Start of Material
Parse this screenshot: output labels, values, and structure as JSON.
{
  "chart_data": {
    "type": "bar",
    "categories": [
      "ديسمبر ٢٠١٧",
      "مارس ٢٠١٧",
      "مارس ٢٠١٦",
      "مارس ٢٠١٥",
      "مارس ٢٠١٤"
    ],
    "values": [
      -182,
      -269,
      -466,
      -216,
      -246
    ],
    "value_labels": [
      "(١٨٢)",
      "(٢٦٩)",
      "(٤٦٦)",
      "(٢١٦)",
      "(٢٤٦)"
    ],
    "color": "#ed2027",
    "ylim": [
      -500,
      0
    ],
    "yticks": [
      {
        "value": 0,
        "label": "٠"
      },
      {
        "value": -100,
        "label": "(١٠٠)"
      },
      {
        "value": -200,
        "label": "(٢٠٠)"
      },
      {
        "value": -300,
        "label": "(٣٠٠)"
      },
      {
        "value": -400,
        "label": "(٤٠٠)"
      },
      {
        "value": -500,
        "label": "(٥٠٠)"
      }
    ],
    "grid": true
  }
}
End of Material
*The problem*: State the count of lines that contain the string "مارس". Nothing else is needed.

*Complete response*: 4